Using the material below, work out how many lines contain the word "densidad". Reply with the number and nothing more.
* start *
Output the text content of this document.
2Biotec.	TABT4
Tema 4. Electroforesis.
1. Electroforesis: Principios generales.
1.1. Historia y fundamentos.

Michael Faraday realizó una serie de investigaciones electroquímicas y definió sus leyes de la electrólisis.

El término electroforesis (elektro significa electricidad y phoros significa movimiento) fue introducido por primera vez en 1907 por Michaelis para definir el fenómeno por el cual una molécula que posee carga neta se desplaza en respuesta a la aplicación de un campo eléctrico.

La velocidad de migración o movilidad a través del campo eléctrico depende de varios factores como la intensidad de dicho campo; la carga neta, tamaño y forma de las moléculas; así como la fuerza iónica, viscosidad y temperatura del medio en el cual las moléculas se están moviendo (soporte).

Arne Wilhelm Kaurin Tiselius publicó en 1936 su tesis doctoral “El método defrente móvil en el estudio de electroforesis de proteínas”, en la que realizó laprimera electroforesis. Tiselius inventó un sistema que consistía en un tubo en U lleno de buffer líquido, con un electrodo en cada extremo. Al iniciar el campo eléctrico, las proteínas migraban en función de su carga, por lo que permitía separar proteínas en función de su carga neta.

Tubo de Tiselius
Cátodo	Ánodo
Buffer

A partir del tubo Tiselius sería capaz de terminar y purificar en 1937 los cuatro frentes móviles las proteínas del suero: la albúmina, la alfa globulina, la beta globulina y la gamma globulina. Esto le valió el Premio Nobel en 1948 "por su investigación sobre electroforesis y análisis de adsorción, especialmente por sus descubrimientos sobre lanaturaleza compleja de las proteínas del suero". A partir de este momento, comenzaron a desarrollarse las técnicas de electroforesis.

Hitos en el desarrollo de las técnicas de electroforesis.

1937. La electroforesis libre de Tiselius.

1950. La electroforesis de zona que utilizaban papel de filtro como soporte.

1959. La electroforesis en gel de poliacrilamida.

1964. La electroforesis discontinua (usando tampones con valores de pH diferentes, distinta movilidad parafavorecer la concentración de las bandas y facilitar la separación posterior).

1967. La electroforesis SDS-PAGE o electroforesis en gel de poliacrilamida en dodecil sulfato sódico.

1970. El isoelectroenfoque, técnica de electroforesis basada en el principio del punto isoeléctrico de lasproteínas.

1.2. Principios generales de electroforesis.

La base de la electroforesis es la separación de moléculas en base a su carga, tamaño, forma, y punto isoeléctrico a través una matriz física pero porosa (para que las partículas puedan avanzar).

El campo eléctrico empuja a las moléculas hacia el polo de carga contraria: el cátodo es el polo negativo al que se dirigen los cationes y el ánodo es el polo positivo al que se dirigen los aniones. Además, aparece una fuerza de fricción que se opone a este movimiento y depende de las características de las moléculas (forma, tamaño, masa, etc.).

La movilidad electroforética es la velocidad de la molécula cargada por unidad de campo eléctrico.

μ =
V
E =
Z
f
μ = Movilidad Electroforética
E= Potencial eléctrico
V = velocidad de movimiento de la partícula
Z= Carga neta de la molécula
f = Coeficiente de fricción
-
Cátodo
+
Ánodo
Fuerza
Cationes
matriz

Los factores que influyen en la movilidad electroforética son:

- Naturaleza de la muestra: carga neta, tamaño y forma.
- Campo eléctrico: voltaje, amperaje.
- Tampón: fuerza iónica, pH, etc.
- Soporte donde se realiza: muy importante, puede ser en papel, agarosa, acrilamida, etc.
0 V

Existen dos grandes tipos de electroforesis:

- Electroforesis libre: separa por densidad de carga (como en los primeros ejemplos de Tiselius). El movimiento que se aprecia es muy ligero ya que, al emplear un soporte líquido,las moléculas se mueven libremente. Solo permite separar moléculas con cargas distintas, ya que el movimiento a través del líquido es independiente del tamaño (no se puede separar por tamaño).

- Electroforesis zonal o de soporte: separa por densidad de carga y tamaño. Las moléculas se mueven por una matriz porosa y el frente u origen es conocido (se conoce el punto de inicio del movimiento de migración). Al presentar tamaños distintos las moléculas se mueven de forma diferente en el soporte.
* end *
### [WRITTEN REPLY]
2